Objective>
Please lay out each line of the records below as a JSON list of strings, one string per line, with blank lines skipped and the pictures left out.

------

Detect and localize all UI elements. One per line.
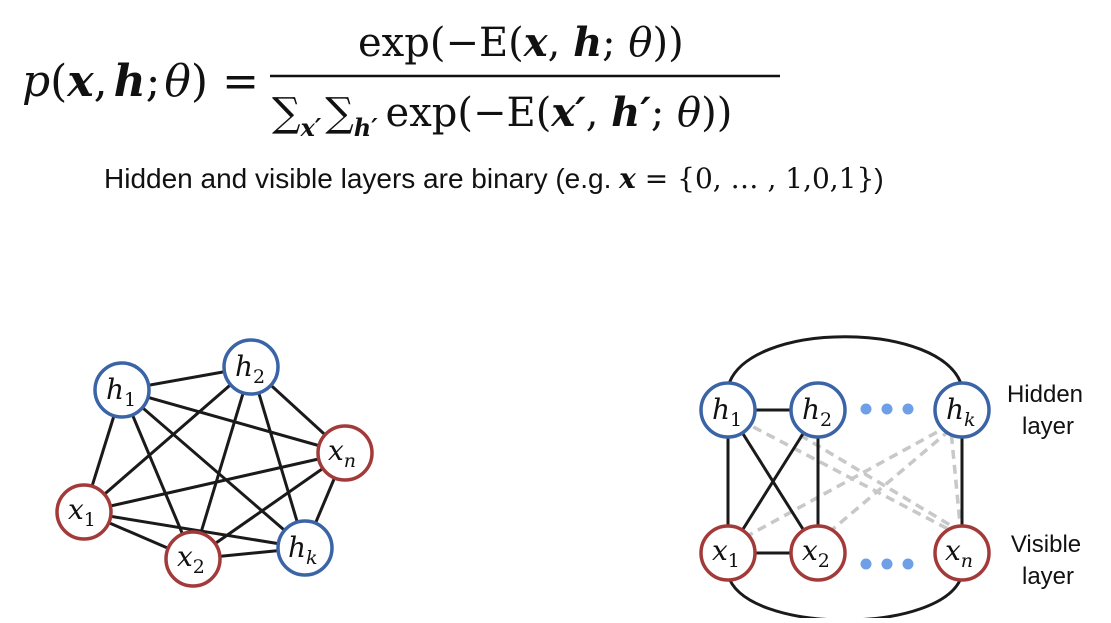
note-close: ): [874, 163, 883, 194]
num-comma: ,: [548, 20, 573, 66]
node-sub: 1: [84, 509, 96, 531]
node-sub: 1: [124, 389, 136, 411]
node-sub: 1: [728, 550, 740, 572]
visible-ellipsis-dots: [861, 559, 914, 570]
node-base: x: [328, 434, 344, 467]
note-eq: =: [636, 162, 677, 195]
node-sub: 2: [193, 556, 205, 578]
formula-p: p: [22, 56, 50, 107]
node-sub: n: [344, 450, 356, 472]
node-sub: k: [964, 409, 976, 431]
node-base: h: [288, 531, 306, 564]
note-text: Hidden and visible layers are binary (e.…: [104, 163, 619, 194]
general-boltzmann-machine: h1 h2 xn hk x2 x1: [57, 340, 372, 586]
formula-equals: =: [222, 56, 259, 107]
left-node-h2: h2: [224, 340, 278, 394]
solid-edges: [728, 410, 962, 553]
node-base: x: [945, 534, 961, 567]
num-semi: ;: [602, 20, 628, 66]
den-h: h′: [611, 89, 651, 136]
node-sub: n: [961, 550, 973, 572]
visible-layer-label-line2: layer: [1022, 563, 1074, 590]
right-node-x2: x2: [791, 526, 845, 580]
left-node-x2: x2: [166, 532, 220, 586]
dot: [882, 559, 893, 570]
node-base: x: [712, 534, 728, 567]
formula-lhs-semi: ;: [146, 56, 161, 107]
formula-lhs-open: (: [50, 56, 67, 107]
hidden-ellipsis-dots: [861, 404, 914, 415]
den-sum-h: ∑: [325, 90, 354, 136]
left-node-x1: x1: [57, 485, 111, 539]
den-x: x′: [550, 89, 586, 136]
node-sub: 2: [820, 409, 832, 431]
node-sub: k: [306, 547, 318, 569]
dashed-edge-h2-xn: [800, 435, 950, 525]
node-base: x: [177, 540, 193, 573]
node-base: x: [802, 534, 818, 567]
formula-lhs-theta: θ: [164, 56, 191, 107]
dot: [903, 404, 914, 415]
formula-lhs-x: x: [66, 56, 94, 107]
formula-lhs-close: ): [191, 56, 208, 107]
dot: [903, 559, 914, 570]
den-exp: exp: [386, 90, 458, 136]
formula-lhs: p(x, h;θ) =: [22, 56, 259, 107]
den-comma: ,: [586, 90, 611, 136]
num-exp: exp: [358, 20, 430, 66]
left-node-hk: hk: [278, 521, 332, 575]
right-node-hk: hk: [935, 383, 989, 437]
den-close: )): [701, 90, 732, 136]
num-x: x: [523, 19, 549, 66]
arc-h1-hk: [728, 337, 962, 387]
layered-boltzmann-machine: h1 h2 hk x1 x2 xn Hidden layer Visible l…: [701, 337, 1083, 618]
hidden-layer-label-line1: Hidden: [1007, 381, 1083, 408]
dot: [861, 404, 872, 415]
right-node-h2: h2: [791, 383, 845, 437]
node-base: x: [68, 493, 84, 526]
den-theta: θ: [677, 90, 701, 136]
left-node-h1: h1: [95, 363, 149, 417]
node-base: h: [712, 393, 730, 426]
formula-lhs-comma: ,: [94, 56, 108, 107]
energy-formula: p(x, h;θ) = exp(−E(x, h; θ)) ∑x′ ∑h′ exp(−E(…: [22, 19, 780, 142]
node-base: h: [946, 393, 964, 426]
formula-numerator: exp(−E(x, h; θ)): [358, 19, 684, 66]
node-base: h: [106, 373, 124, 406]
den-sub-x: x′: [300, 113, 322, 142]
node-sub: 1: [730, 409, 742, 431]
hidden-layer-label-line2: layer: [1022, 413, 1074, 440]
dashed-edge-h1-xn: [740, 420, 950, 530]
dot: [861, 559, 872, 570]
note-var: x: [618, 162, 636, 195]
den-open: (−E(: [457, 90, 551, 136]
right-node-h1: h1: [701, 383, 755, 437]
num-h: h: [573, 19, 602, 66]
formula-denominator: ∑x′ ∑h′ exp(−E(x′, h′; θ)): [272, 89, 732, 142]
visible-layer-label-line1: Visible: [1011, 531, 1081, 558]
dot: [882, 404, 893, 415]
node-base: h: [802, 393, 820, 426]
right-node-x1: x1: [701, 526, 755, 580]
note-value: {0, … , 1,0,1}: [677, 162, 874, 195]
den-sum-x: ∑: [272, 90, 301, 136]
right-node-xn: xn: [935, 526, 989, 580]
den-sub-h: h′: [354, 113, 378, 142]
node-base: h: [235, 350, 253, 383]
node-sub: 2: [818, 550, 830, 572]
arc-x1-xn: [728, 575, 962, 618]
num-close: )): [652, 20, 683, 66]
binary-note: Hidden and visible layers are binary (e.…: [104, 162, 884, 195]
num-theta: θ: [628, 20, 652, 66]
formula-lhs-h: h: [114, 56, 146, 107]
edge-xn-x1: [84, 453, 345, 512]
num-open: (−E(: [430, 20, 524, 66]
den-semi: ;: [651, 90, 677, 136]
left-node-xn: xn: [318, 426, 372, 480]
node-sub: 2: [253, 366, 265, 388]
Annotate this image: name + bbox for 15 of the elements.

------

Finished answer>
[
  "Detect and localize all UI elements. One per line.",
  "note-close: ): [874, 163, 883, 194]",
  "num-comma: ,: [548, 20, 573, 66]",
  "node-sub: 1: [84, 509, 96, 531]",
  "node-sub: 1: [124, 389, 136, 411]",
  "node-sub: 1: [728, 550, 740, 572]",
  "visible-ellipsis-dots: [861, 559, 914, 570]",
  "node-base: x: [328, 434, 344, 467]",
  "note-eq: =: [636, 162, 677, 195]",
  "node-sub: 2: [193, 556, 205, 578]",
  "formula-p: p: [22, 56, 50, 107]",
  "node-sub: n: [344, 450, 356, 472]",
  "node-sub: k: [964, 409, 976, 431]",
  "node-base: h: [288, 531, 306, 564]",
  "note-text: Hidden and visible layers are binary (e.…: [104, 163, 619, 194]",
  "general-boltzmann-machine: h1 h2 xn hk x2 x1: [57, 340, 372, 586]",
  "formula-equals: =: [222, 56, 259, 107]",
  "left-node-h2: h2: [224, 340, 278, 394]",
  "solid-edges: [728, 410, 962, 553]",
  "node-base: x: [945, 534, 961, 567]",
  "num-semi: ;: [602, 20, 628, 66]",
  "den-h: h′: [611, 89, 651, 136]",
  "node-sub: n: [961, 550, 973, 572]",
  "visible-layer-label-line2: layer: [1022, 563, 1074, 590]",
  "right-node-x2: x2: [791, 526, 845, 580]",
  "left-node-x2: x2: [166, 532, 220, 586]",
  "dot: [882, 559, 893, 570]",
  "node-base: x: [712, 534, 728, 567]",
  "formula-lhs-semi: ;: [146, 56, 161, 107]",
  "formula-lhs-open: (: [50, 56, 67, 107]",
  "hidden-ellipsis-dots: [861, 404, 914, 415]",
  "den-sum-h: ∑: [325, 90, 354, 136]",
  "left-node-x1: x1: [57, 485, 111, 539]",
  "den-x: x′: [550, 89, 586, 136]",
  "node-sub: 2: [820, 409, 832, 431]",
  "node-sub: k: [306, 547, 318, 569]",
  "dashed-edge-h2-xn: [800, 435, 950, 525]",
  "node-base: x: [177, 540, 193, 573]",
  "node-base: x: [802, 534, 818, 567]",
  "formula-lhs-theta: θ: [164, 56, 191, 107]",
  "dot: [903, 404, 914, 415]",
  "formula-lhs-x: x: [66, 56, 94, 107]",
  "formula-lhs-close: ): [191, 56, 208, 107]",
  "dot: [903, 559, 914, 570]",
  "den-exp: exp: [386, 90, 458, 136]",
  "formula-lhs: p(x, h;θ) =: [22, 56, 259, 107]",
  "den-comma: ,: [586, 90, 611, 136]",
  "num-exp: exp: [358, 20, 430, 66]",
  "left-node-hk: hk: [278, 521, 332, 575]",
  "right-node-hk: hk: [935, 383, 989, 437]",
  "den-close: )): [701, 90, 732, 136]",
  "num-x: x: [523, 19, 549, 66]",
  "arc-h1-hk: [728, 337, 962, 387]",
  "layered-boltzmann-machine: h1 h2 hk x1 x2 xn Hidden layer Visible l…: [701, 337, 1083, 618]",
  "hidden-layer-label-line1: Hidden: [1007, 381, 1083, 408]",
  "dot: [861, 404, 872, 415]",
  "right-node-h2: h2: [791, 383, 845, 437]",
  "node-base: x: [68, 493, 84, 526]",
  "den-theta: θ: [677, 90, 701, 136]",
  "left-node-h1: h1: [95, 363, 149, 417]",
  "node-base: h: [712, 393, 730, 426]",
  "formula-lhs-comma: ,: [94, 56, 108, 107]",
  "energy-formula: p(x, h;θ) = exp(−E(x, h; θ)) ∑x′ ∑h′ exp(−E(…: [22, 19, 780, 142]",
  "node-base: h: [946, 393, 964, 426]",
  "formula-numerator: exp(−E(x, h; θ)): [358, 19, 684, 66]",
  "node-base: h: [106, 373, 124, 406]",
  "den-sub-x: x′: [300, 113, 322, 142]",
  "node-sub: 1: [730, 409, 742, 431]",
  "hidden-layer-label-line2: layer: [1022, 413, 1074, 440]",
  "dashed-edge-h1-xn: [740, 420, 950, 530]",
  "dot: [861, 559, 872, 570]",
  "note-var: x: [618, 162, 636, 195]",
  "den-open: (−E(: [457, 90, 551, 136]",
  "right-node-h1: h1: [701, 383, 755, 437]",
  "num-h: h: [573, 19, 602, 66]",
  "formula-denominator: ∑x′ ∑h′ exp(−E(x′, h′; θ)): [272, 89, 732, 142]",
  "visible-layer-label-line1: Visible: [1011, 531, 1081, 558]",
  "dot: [882, 404, 893, 415]",
  "node-base: h: [802, 393, 820, 426]",
  "right-node-x1: x1: [701, 526, 755, 580]",
  "note-value: {0, … , 1,0,1}: [677, 162, 874, 195]",
  "den-sum-x: ∑: [272, 90, 301, 136]",
  "right-node-xn: xn: [935, 526, 989, 580]",
  "den-sub-h: h′: [354, 113, 378, 142]",
  "node-base: h: [235, 350, 253, 383]",
  "node-sub: 2: [818, 550, 830, 572]",
  "arc-x1-xn: [728, 575, 962, 618]",
  "num-close: )): [652, 20, 683, 66]",
  "binary-note: Hidden and visible layers are binary (e.…: [104, 162, 884, 195]",
  "num-theta: θ: [628, 20, 652, 66]",
  "formula-lhs-h: h: [114, 56, 146, 107]",
  "edge-xn-x1: [84, 453, 345, 512]",
  "num-open: (−E(: [430, 20, 524, 66]",
  "den-semi: ;: [651, 90, 677, 136]",
  "left-node-xn: xn: [318, 426, 372, 480]",
  "node-sub: 2: [253, 366, 265, 388]",
  "Annotate this image: name + bbox for 15 of the elements."
]